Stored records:
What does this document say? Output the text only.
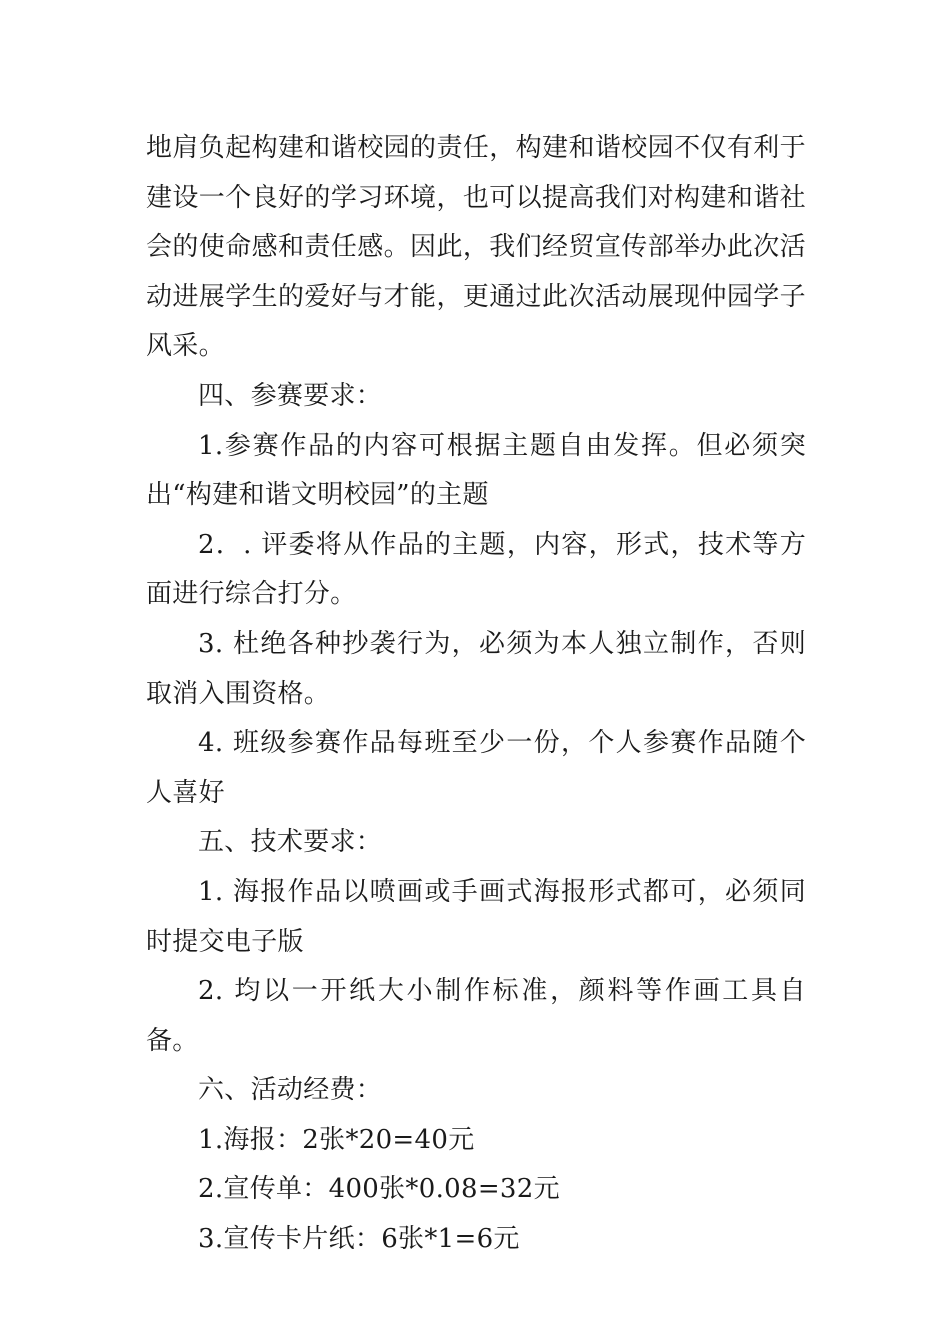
地肩负起构建和谐校园的责任，构建和谐校园不仅有利于建设一个良好的学习环境，也可以提高我们对构建和谐社会的使命感和责任感。因此，我们经贸宣传部举办此次活动进展学生的爱好与才能，更通过此次活动展现仲园学子风采。

四、参赛要求：

1.参赛作品的内容可根据主题自由发挥。但必须突出“构建和谐文明校园”的主题

2．. 评委将从作品的主题，内容，形式，技术等方面进行综合打分。

3. 杜绝各种抄袭行为，必须为本人独立制作，否则取消入围资格。

4. 班级参赛作品每班至少一份，个人参赛作品随个人喜好

五、技术要求：

1. 海报作品以喷画或手画式海报形式都可，必须同时提交电子版

2. 均以一开纸大小制作标准，颜料等作画工具自备。

六、活动经费：

1.海报：2张*20=40元

2.宣传单：400张*0.08=32元

3.宣传卡片纸：6张*1=6元
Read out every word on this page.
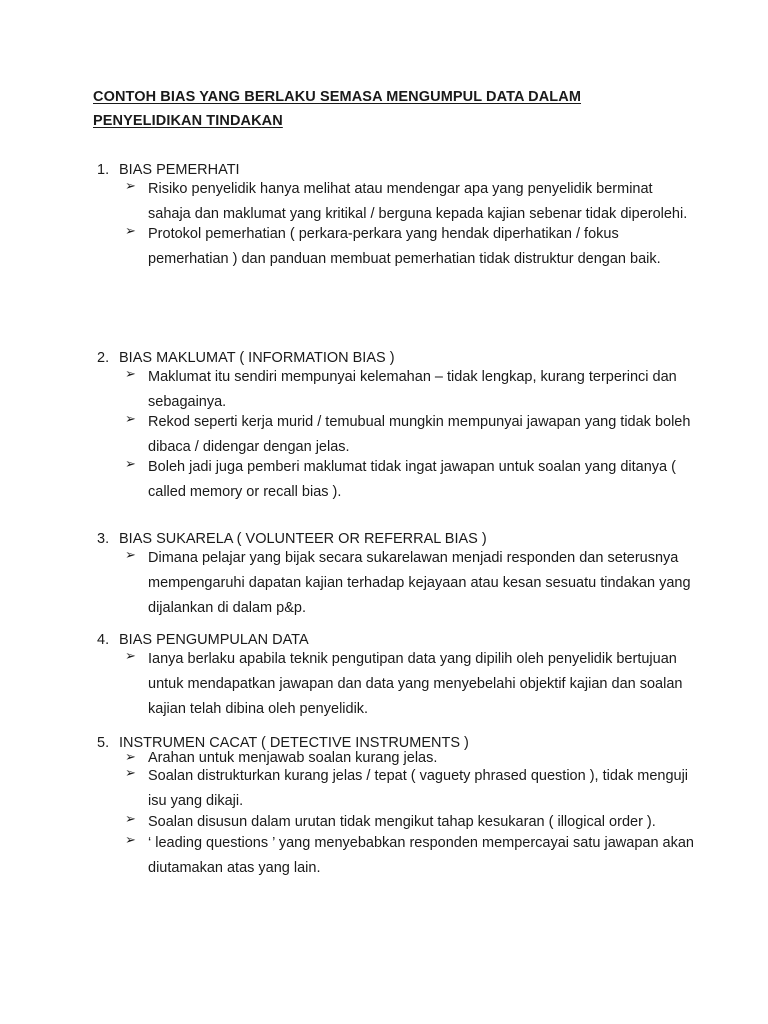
CONTOH BIAS YANG BERLAKU SEMASA MENGUMPUL DATA DALAM
PENYELIDIKAN TINDAKAN
1. BIAS PEMERHATI
➢ Risiko penyelidik hanya melihat atau mendengar apa yang penyelidik berminat sahaja dan maklumat yang kritikal / berguna kepada kajian sebenar tidak diperolehi.
➢ Protokol pemerhatian ( perkara-perkara yang hendak diperhatikan / fokus pemerhatian ) dan panduan membuat pemerhatian tidak distruktur dengan baik.
2. BIAS MAKLUMAT ( INFORMATION BIAS )
➢ Maklumat itu sendiri mempunyai kelemahan – tidak lengkap, kurang terperinci dan sebagainya.
➢ Rekod seperti kerja murid / temubual mungkin mempunyai jawapan yang tidak boleh dibaca / didengar dengan jelas.
➢ Boleh jadi juga pemberi maklumat tidak ingat jawapan untuk soalan yang ditanya ( called memory or recall bias ).
3. BIAS SUKARELA ( VOLUNTEER OR REFERRAL BIAS )
➢ Dimana pelajar yang bijak secara sukarelawan menjadi responden dan seterusnya mempengaruhi dapatan kajian terhadap kejayaan atau kesan sesuatu tindakan yang dijalankan di dalam p&p.
4. BIAS PENGUMPULAN DATA
➢ Ianya berlaku apabila teknik pengutipan data yang dipilih oleh penyelidik bertujuan untuk mendapatkan jawapan dan data yang menyebelahi objektif kajian dan soalan kajian telah dibina oleh penyelidik.
5. INSTRUMEN CACAT ( DETECTIVE INSTRUMENTS )
➢ Arahan untuk menjawab soalan kurang jelas.
➢ Soalan distrukturkan kurang jelas / tepat ( vaguety phrased question ), tidak menguji isu yang dikaji.
➢ Soalan disusun dalam urutan tidak mengikut tahap kesukaran ( illogical order ).
➢ ‘ leading questions ’ yang menyebabkan responden mempercayai satu jawapan akan diutamakan atas yang lain.
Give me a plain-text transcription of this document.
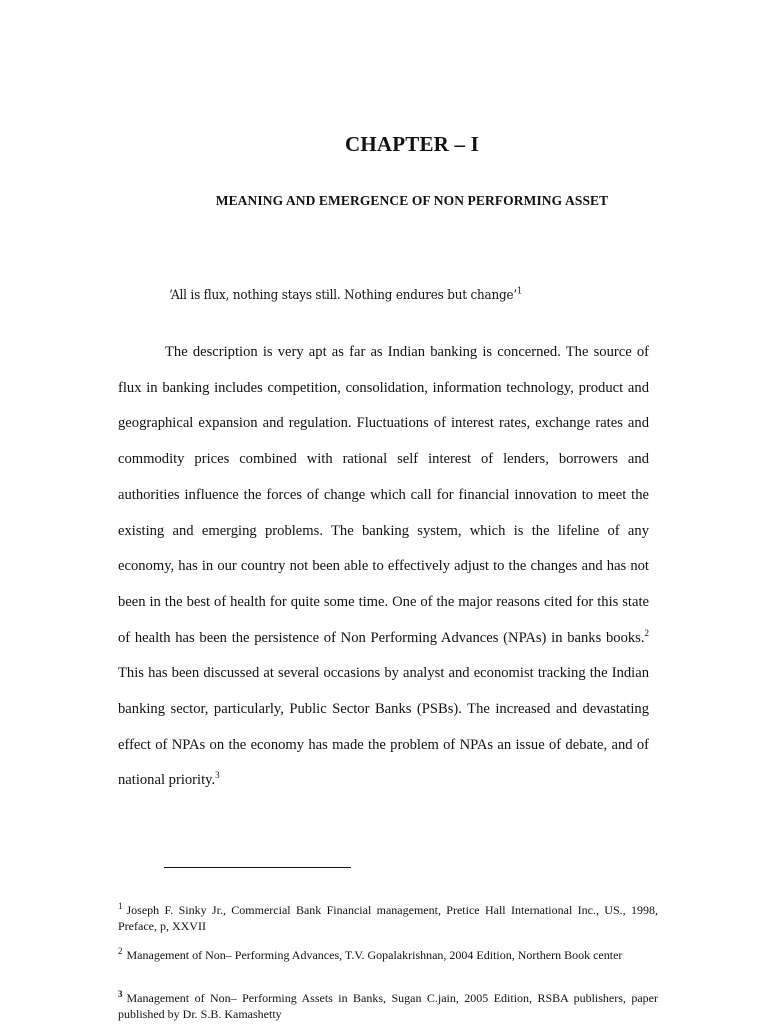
CHAPTER – I
MEANING AND EMERGENCE OF NON PERFORMING ASSET
‘All is flux, nothing stays still. Nothing endures but change’$^1$

The description is very apt as far as Indian banking is concerned. The source of flux in banking includes competition, consolidation, information technology, product and geographical expansion and regulation. Fluctuations of interest rates, exchange rates and commodity prices combined with rational self interest of lenders, borrowers and authorities influence the forces of change which call for financial innovation to meet the existing and emerging problems. The banking system, which is the lifeline of any economy, has in our country not been able to effectively adjust to the changes and has not been in the best of health for quite some time. One of the major reasons cited for this state of health has been the persistence of Non Performing Advances (NPAs) in banks books.$^2$ This has been discussed at several occasions by analyst and economist tracking the Indian banking sector, particularly, Public Sector Banks (PSBs). The increased and devastating effect of NPAs on the economy has made the problem of NPAs an issue of debate, and of national priority.$^3$

$^1$ Joseph F. Sinky Jr., Commercial Bank Financial management, Pretice Hall International Inc., US., 1998, Preface, p, XXVII

$^2$ Management of Non– Performing Advances, T.V. Gopalakrishnan, 2004 Edition, Northern Book center

$^3$ Management of Non– Performing Assets in Banks, Sugan C.jain, 2005 Edition, RSBA publishers, paper published by Dr. S.B. Kamashetty
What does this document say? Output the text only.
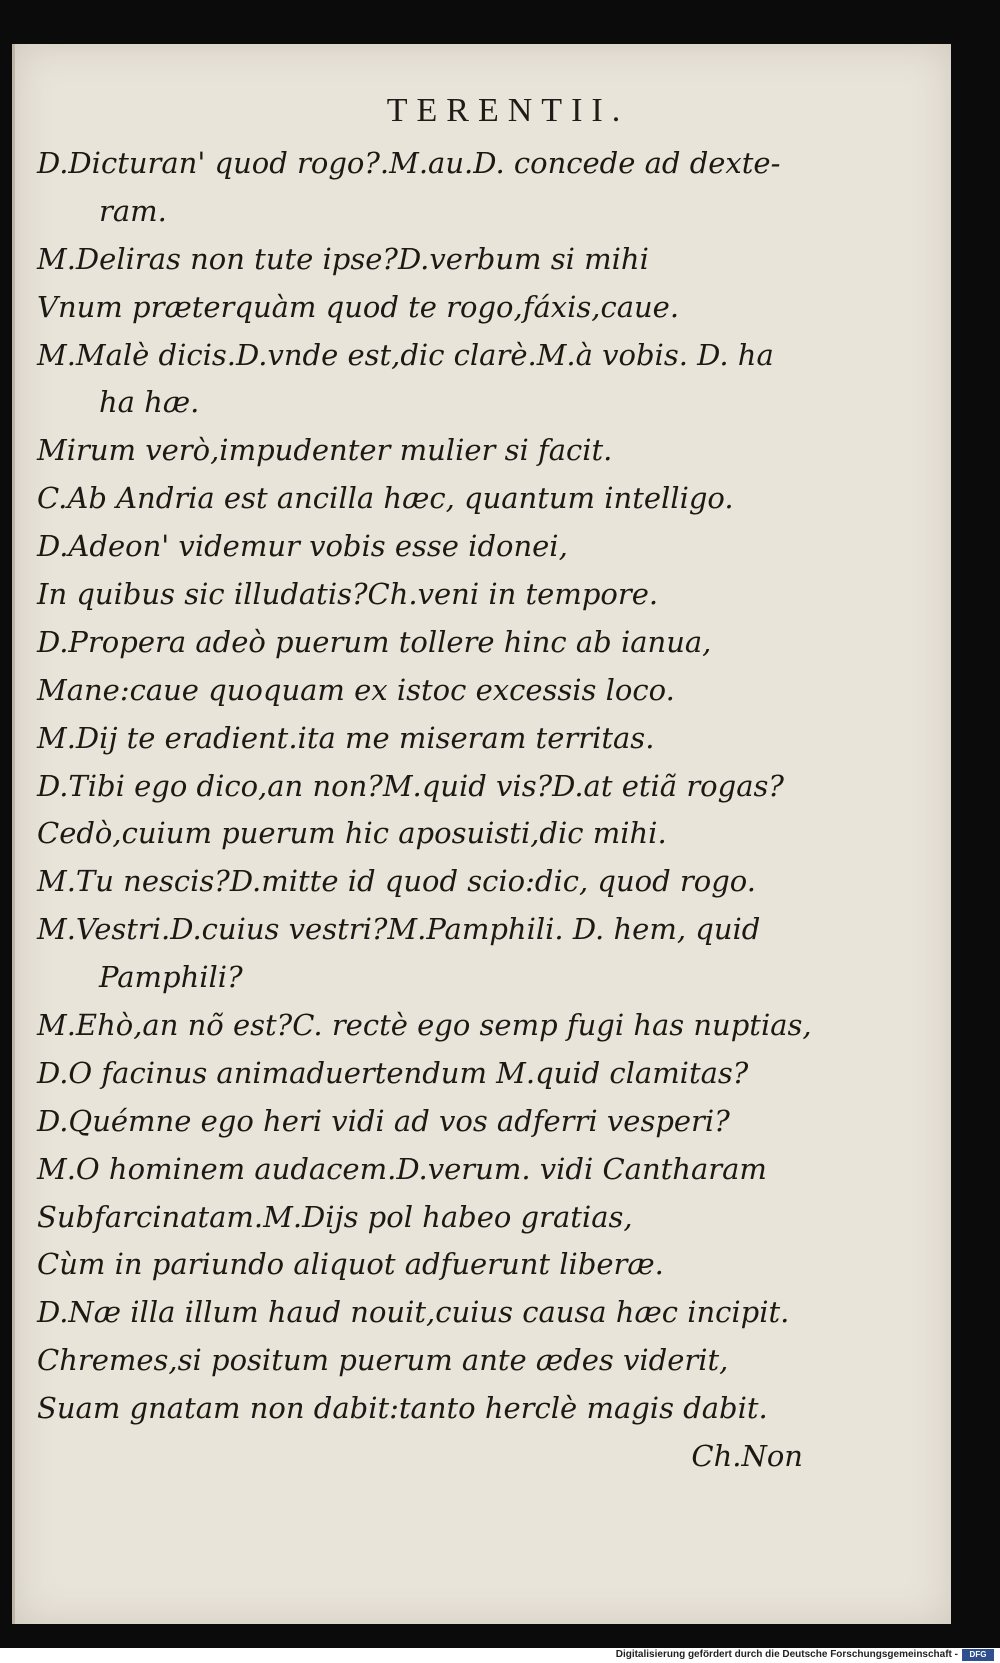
TERENTII.
D.Dicturan' quod rogo?.M.au.D. concede ad dexte-
ram.
M.Deliras non tute ipse?D.verbum si mihi
Vnum præterquàm quod te rogo,fáxis,caue.
M.Malè dicis.D.vnde est,dic clarè.M.à vobis. D. ha
ha hæ.
Mirum verò,impudenter mulier si facit.
C.Ab Andria est ancilla hæc, quantum intelligo.
D.Adeon' videmur vobis esse idonei,
In quibus sic illudatis?Ch.veni in tempore.
D.Propera adeò puerum tollere hinc ab ianua,
Mane:caue quoquam ex istoc excessis loco.
M.Dij te eradient.ita me miseram territas.
D.Tibi ego dico,an non?M.quid vis?D.at etiã rogas?
Cedò,cuium puerum hic aposuisti,dic mihi.
M.Tu nescis?D.mitte id quod scio:dic, quod rogo.
M.Vestri.D.cuius vestri?M.Pamphili. D. hem, quid
Pamphili?
M.Ehò,an nõ est?C. rectè ego semp fugi has nuptias,
D.O facinus animaduertendum M.quid clamitas?
D.Quémne ego heri vidi ad vos adferri vesperi?
M.O hominem audacem.D.verum. vidi Cantharam
Subfarcinatam.M.Dijs pol habeo gratias,
Cùm in pariundo aliquot adfuerunt liberæ.
D.Næ illa illum haud nouit,cuius causa hæc incipit.
Chremes,si positum puerum ante ædes viderit,
Suam gnatam non dabit:tanto herclè magis dabit.
Ch.Non
Digitalisierung gefördert durch die Deutsche Forschungsgemeinschaft -	DFG
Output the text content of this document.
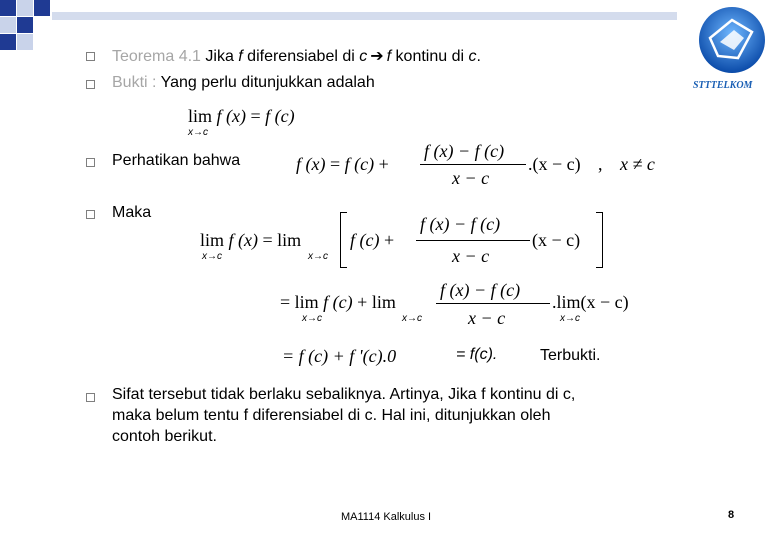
STTTELKOM
Teorema 4.1 Jika f diferensiabel di c ➔ f kontinu di c.
Bukti : Yang perlu ditunjukkan adalah
lim f (x) = f (c)
x→c
Perhatikan bahwa	f (x) = f (c) +
f (x) − f (c)
x − c
.(x − c) , x ≠ c
Maka
lim f (x) = lim
x→c	x→c
f (c) +
f (x) − f (c)
x − c
(x − c)
= lim f (c) + lim
x→c	x→c
f (x) − f (c)
x − c
.lim(x − c)
x→c
= f (c) + f '(c).0	= f(c).	Terbukti.
Sifat tersebut tidak berlaku sebaliknya. Artinya, Jika f kontinu di c,
maka belum tentu f diferensiabel di c. Hal ini, ditunjukkan oleh
contoh berikut.
MA1114 Kalkulus I	8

Stated exercise: Quote every record above exactly, omitting any pictures they contain.

Response to this task:
What does this document say? Output the text only.
地肩负起构建和谐校园的责任，构建和谐校园不仅有利于建设一个良好的学习环境，也可以提高我们对构建和谐社会的使命感和责任感。因此，我们经贸宣传部举办此次活动进展学生的爱好与才能，更通过此次活动展现仲园学子风采。

四、参赛要求：

1.参赛作品的内容可根据主题自由发挥。但必须突出“构建和谐文明校园”的主题

2．. 评委将从作品的主题，内容，形式，技术等方面进行综合打分。

3. 杜绝各种抄袭行为，必须为本人独立制作，否则取消入围资格。

4. 班级参赛作品每班至少一份，个人参赛作品随个人喜好

五、技术要求：

1. 海报作品以喷画或手画式海报形式都可，必须同时提交电子版

2. 均以一开纸大小制作标准，颜料等作画工具自备。

六、活动经费：

1.海报：2张*20=40元

2.宣传单：400张*0.08=32元

3.宣传卡片纸：6张*1=6元
Read out every word on this page.
CONTOH BIAS YANG BERLAKU SEMASA MENGUMPUL DATA DALAM
PENYELIDIKAN TINDAKAN
1. BIAS PEMERHATI
➢ Risiko penyelidik hanya melihat atau mendengar apa yang penyelidik berminat sahaja dan maklumat yang kritikal / berguna kepada kajian sebenar tidak diperolehi.
➢ Protokol pemerhatian ( perkara-perkara yang hendak diperhatikan / fokus pemerhatian ) dan panduan membuat pemerhatian tidak distruktur dengan baik.
2. BIAS MAKLUMAT ( INFORMATION BIAS )
➢ Maklumat itu sendiri mempunyai kelemahan – tidak lengkap, kurang terperinci dan sebagainya.
➢ Rekod seperti kerja murid / temubual mungkin mempunyai jawapan yang tidak boleh dibaca / didengar dengan jelas.
➢ Boleh jadi juga pemberi maklumat tidak ingat jawapan untuk soalan yang ditanya ( called memory or recall bias ).
3. BIAS SUKARELA ( VOLUNTEER OR REFERRAL BIAS )
➢ Dimana pelajar yang bijak secara sukarelawan menjadi responden dan seterusnya mempengaruhi dapatan kajian terhadap kejayaan atau kesan sesuatu tindakan yang dijalankan di dalam p&p.
4. BIAS PENGUMPULAN DATA
➢ Ianya berlaku apabila teknik pengutipan data yang dipilih oleh penyelidik bertujuan untuk mendapatkan jawapan dan data yang menyebelahi objektif kajian dan soalan kajian telah dibina oleh penyelidik.
5. INSTRUMEN CACAT ( DETECTIVE INSTRUMENTS )
➢ Arahan untuk menjawab soalan kurang jelas.
➢ Soalan distrukturkan kurang jelas / tepat ( vaguety phrased question ), tidak menguji isu yang dikaji.
➢ Soalan disusun dalam urutan tidak mengikut tahap kesukaran ( illogical order ).
➢ ‘ leading questions ’ yang menyebabkan responden mempercayai satu jawapan akan diutamakan atas yang lain.
Give me a plain-text transcription of this document.
CHAPTER – I
MEANING AND EMERGENCE OF NON PERFORMING ASSET
‘All is flux, nothing stays still. Nothing endures but change’$^1$

The description is very apt as far as Indian banking is concerned. The source of flux in banking includes competition, consolidation, information technology, product and geographical expansion and regulation. Fluctuations of interest rates, exchange rates and commodity prices combined with rational self interest of lenders, borrowers and authorities influence the forces of change which call for financial innovation to meet the existing and emerging problems. The banking system, which is the lifeline of any economy, has in our country not been able to effectively adjust to the changes and has not been in the best of health for quite some time. One of the major reasons cited for this state of health has been the persistence of Non Performing Advances (NPAs) in banks books.$^2$ This has been discussed at several occasions by analyst and economist tracking the Indian banking sector, particularly, Public Sector Banks (PSBs). The increased and devastating effect of NPAs on the economy has made the problem of NPAs an issue of debate, and of national priority.$^3$

$^1$ Joseph F. Sinky Jr., Commercial Bank Financial management, Pretice Hall International Inc., US., 1998, Preface, p, XXVII

$^2$ Management of Non– Performing Advances, T.V. Gopalakrishnan, 2004 Edition, Northern Book center

$^3$ Management of Non– Performing Assets in Banks, Sugan C.jain, 2005 Edition, RSBA publishers, paper published by Dr. S.B. Kamashetty
What does this document say? Output the text only.
TERENTII.
D.Dicturan' quod rogo?.M.au.D. concede ad dexte-
ram.
M.Deliras non tute ipse?D.verbum si mihi
Vnum præterquàm quod te rogo,fáxis,caue.
M.Malè dicis.D.vnde est,dic clarè.M.à vobis. D. ha
ha hæ.
Mirum verò,impudenter mulier si facit.
C.Ab Andria est ancilla hæc, quantum intelligo.
D.Adeon' videmur vobis esse idonei,
In quibus sic illudatis?Ch.veni in tempore.
D.Propera adeò puerum tollere hinc ab ianua,
Mane:caue quoquam ex istoc excessis loco.
M.Dij te eradient.ita me miseram territas.
D.Tibi ego dico,an non?M.quid vis?D.at etiã rogas?
Cedò,cuium puerum hic aposuisti,dic mihi.
M.Tu nescis?D.mitte id quod scio:dic, quod rogo.
M.Vestri.D.cuius vestri?M.Pamphili. D. hem, quid
Pamphili?
M.Ehò,an nõ est?C. rectè ego semp fugi has nuptias,
D.O facinus animaduertendum M.quid clamitas?
D.Quémne ego heri vidi ad vos adferri vesperi?
M.O hominem audacem.D.verum. vidi Cantharam
Subfarcinatam.M.Dijs pol habeo gratias,
Cùm in pariundo aliquot adfuerunt liberæ.
D.Næ illa illum haud nouit,cuius causa hæc incipit.
Chremes,si positum puerum ante ædes viderit,
Suam gnatam non dabit:tanto herclè magis dabit.
Ch.Non
Digitalisierung gefördert durch die Deutsche Forschungsgemeinschaft -	DFG
Output the text content of this document.
STTTELKOM
Teorema 4.1 Jika f diferensiabel di c ➔ f kontinu di c.
Bukti : Yang perlu ditunjukkan adalah
lim f (x) = f (c)
x→c
Perhatikan bahwa	f (x) = f (c) +
f (x) − f (c)
x − c
.(x − c) , x ≠ c
Maka
lim f (x) = lim
x→c	x→c
f (c) +
f (x) − f (c)
x − c
(x − c)
= lim f (c) + lim
x→c	x→c
f (x) − f (c)
x − c
.lim(x − c)
x→c
= f (c) + f '(c).0	= f(c).	Terbukti.
Sifat tersebut tidak berlaku sebaliknya. Artinya, Jika f kontinu di c,
maka belum tentu f diferensiabel di c. Hal ini, ditunjukkan oleh
contoh berikut.
MA1114 Kalkulus I	8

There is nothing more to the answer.